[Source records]
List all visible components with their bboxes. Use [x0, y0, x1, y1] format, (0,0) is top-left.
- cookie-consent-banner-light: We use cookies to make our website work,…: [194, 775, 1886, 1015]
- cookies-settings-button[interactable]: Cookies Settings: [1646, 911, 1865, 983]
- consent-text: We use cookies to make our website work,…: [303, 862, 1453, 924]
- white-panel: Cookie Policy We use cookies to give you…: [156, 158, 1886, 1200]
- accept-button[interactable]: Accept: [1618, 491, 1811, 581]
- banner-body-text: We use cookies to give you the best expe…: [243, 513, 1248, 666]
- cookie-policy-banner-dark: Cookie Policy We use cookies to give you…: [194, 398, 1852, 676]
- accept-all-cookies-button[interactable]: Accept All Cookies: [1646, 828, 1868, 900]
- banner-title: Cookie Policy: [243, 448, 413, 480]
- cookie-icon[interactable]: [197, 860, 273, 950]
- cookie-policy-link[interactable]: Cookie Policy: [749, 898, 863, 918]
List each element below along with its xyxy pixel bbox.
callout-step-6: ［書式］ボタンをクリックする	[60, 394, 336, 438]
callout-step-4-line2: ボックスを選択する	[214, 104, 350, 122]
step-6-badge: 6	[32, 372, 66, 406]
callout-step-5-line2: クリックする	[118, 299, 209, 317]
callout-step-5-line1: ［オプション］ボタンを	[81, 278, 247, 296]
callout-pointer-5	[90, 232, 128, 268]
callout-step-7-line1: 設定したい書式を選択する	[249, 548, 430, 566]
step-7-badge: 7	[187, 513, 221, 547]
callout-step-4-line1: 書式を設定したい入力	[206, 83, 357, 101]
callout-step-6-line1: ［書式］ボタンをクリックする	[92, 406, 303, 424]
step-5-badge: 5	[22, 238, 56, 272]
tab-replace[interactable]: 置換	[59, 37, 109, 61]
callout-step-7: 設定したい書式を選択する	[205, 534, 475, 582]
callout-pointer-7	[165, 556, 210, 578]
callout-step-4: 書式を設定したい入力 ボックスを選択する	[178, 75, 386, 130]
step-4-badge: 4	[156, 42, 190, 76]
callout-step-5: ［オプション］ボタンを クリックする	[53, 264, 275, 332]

== OBJECTIVE ==
Reproduce every line of the source records above verbatim, with no changes.

== IN RESPONSE ==
List all visible components with their bboxes. Use [x0, y0, x1, y1] format, (0,0) is top-left.
- cookie-consent-banner-light: We use cookies to make our website work,…: [194, 775, 1886, 1015]
- cookies-settings-button[interactable]: Cookies Settings: [1646, 911, 1865, 983]
- consent-text: We use cookies to make our website work,…: [303, 862, 1453, 924]
- white-panel: Cookie Policy We use cookies to give you…: [156, 158, 1886, 1200]
- accept-button[interactable]: Accept: [1618, 491, 1811, 581]
- banner-body-text: We use cookies to give you the best expe…: [243, 513, 1248, 666]
- cookie-policy-banner-dark: Cookie Policy We use cookies to give you…: [194, 398, 1852, 676]
- accept-all-cookies-button[interactable]: Accept All Cookies: [1646, 828, 1868, 900]
- banner-title: Cookie Policy: [243, 448, 413, 480]
- cookie-icon[interactable]: [197, 860, 273, 950]
- cookie-policy-link[interactable]: Cookie Policy: [749, 898, 863, 918]
List each element below along with its xyxy pixel bbox.
callout-step-6: ［書式］ボタンをクリックする	[60, 394, 336, 438]
callout-step-4-line2: ボックスを選択する	[214, 104, 350, 122]
step-6-badge: 6	[32, 372, 66, 406]
callout-step-5-line2: クリックする	[118, 299, 209, 317]
callout-step-5-line1: ［オプション］ボタンを	[81, 278, 247, 296]
callout-pointer-5	[90, 232, 128, 268]
callout-step-7-line1: 設定したい書式を選択する	[249, 548, 430, 566]
step-7-badge: 7	[187, 513, 221, 547]
callout-step-4-line1: 書式を設定したい入力	[206, 83, 357, 101]
callout-step-6-line1: ［書式］ボタンをクリックする	[92, 406, 303, 424]
step-5-badge: 5	[22, 238, 56, 272]
tab-replace[interactable]: 置換	[59, 37, 109, 61]
callout-step-7: 設定したい書式を選択する	[205, 534, 475, 582]
callout-pointer-7	[165, 556, 210, 578]
callout-step-4: 書式を設定したい入力 ボックスを選択する	[178, 75, 386, 130]
step-4-badge: 4	[156, 42, 190, 76]
callout-step-5: ［オプション］ボタンを クリックする	[53, 264, 275, 332]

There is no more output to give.